[DO THIS] Using the listing below, please gather every line containing the word "ylabel".

Figure dataset records
######

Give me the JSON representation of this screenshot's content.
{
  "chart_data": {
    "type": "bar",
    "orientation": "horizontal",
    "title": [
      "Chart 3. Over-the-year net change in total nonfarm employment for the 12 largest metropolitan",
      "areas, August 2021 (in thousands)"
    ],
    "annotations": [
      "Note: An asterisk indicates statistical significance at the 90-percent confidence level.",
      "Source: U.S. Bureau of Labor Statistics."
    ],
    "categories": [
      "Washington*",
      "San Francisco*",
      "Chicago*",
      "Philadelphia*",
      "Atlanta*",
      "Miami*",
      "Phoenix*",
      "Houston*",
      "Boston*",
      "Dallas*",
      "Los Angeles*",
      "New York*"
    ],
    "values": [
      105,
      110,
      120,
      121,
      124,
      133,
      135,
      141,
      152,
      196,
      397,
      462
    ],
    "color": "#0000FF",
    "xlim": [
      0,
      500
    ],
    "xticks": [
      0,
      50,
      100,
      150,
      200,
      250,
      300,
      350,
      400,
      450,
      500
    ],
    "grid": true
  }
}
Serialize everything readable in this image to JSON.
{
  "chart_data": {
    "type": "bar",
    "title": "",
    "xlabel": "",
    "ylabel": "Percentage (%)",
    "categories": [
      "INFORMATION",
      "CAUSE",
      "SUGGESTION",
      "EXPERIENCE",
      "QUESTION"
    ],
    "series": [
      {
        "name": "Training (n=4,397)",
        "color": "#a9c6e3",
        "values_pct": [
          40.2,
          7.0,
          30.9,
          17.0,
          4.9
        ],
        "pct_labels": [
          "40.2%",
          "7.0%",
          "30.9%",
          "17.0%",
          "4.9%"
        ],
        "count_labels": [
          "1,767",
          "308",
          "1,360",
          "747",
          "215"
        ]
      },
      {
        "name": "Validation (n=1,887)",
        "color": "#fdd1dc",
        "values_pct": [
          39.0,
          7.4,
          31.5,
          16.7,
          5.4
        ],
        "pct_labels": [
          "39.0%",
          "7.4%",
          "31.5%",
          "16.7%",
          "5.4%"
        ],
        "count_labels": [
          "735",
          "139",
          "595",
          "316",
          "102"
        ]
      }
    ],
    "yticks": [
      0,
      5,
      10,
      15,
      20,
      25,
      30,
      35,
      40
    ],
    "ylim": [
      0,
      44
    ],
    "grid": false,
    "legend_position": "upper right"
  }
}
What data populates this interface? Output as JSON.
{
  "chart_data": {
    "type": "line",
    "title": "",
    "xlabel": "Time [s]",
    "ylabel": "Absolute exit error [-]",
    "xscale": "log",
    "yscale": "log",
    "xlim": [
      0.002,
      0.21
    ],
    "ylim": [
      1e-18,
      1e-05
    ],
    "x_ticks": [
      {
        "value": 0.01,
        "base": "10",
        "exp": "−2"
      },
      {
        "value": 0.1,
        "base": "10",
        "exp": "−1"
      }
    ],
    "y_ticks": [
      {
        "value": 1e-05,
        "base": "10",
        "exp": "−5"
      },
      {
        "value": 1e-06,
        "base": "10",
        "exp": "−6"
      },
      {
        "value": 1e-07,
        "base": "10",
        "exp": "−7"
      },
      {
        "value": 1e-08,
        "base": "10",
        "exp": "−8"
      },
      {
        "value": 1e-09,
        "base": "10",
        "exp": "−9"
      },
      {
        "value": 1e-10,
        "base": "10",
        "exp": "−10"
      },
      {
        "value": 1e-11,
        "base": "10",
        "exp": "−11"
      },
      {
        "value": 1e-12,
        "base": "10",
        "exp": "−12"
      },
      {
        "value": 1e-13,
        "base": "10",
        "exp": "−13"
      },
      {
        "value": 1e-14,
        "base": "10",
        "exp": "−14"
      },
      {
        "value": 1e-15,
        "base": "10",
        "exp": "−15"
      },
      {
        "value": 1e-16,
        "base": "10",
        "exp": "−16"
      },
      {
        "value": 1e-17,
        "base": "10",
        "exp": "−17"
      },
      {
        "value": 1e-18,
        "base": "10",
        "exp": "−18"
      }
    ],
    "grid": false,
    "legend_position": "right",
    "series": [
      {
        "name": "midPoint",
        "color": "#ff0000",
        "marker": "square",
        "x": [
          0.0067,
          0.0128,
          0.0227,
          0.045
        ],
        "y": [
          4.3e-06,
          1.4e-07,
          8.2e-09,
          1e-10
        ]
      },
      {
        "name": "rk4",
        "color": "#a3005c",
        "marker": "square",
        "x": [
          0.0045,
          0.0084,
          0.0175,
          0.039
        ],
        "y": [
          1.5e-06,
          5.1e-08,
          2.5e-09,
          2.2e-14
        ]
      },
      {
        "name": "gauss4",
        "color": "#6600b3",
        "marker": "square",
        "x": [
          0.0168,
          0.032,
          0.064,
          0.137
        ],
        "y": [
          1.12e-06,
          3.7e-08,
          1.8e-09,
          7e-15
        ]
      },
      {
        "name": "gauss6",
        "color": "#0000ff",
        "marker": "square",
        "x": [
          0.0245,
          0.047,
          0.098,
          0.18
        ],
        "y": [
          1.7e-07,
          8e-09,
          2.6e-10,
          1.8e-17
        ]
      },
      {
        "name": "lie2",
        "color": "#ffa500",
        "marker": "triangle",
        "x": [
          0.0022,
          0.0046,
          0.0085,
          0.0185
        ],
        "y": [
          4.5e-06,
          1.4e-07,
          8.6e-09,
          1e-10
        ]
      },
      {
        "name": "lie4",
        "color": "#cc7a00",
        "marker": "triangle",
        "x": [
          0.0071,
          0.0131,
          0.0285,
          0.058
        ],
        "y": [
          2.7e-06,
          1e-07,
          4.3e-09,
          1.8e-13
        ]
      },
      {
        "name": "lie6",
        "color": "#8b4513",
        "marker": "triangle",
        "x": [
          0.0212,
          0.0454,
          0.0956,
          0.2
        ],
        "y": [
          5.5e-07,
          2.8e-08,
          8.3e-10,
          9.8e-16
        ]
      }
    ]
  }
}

######

[EXERCISE RESULT]
    "ylabel": "Percentage (%)",
    "ylabel": "Absolute exit error [-]",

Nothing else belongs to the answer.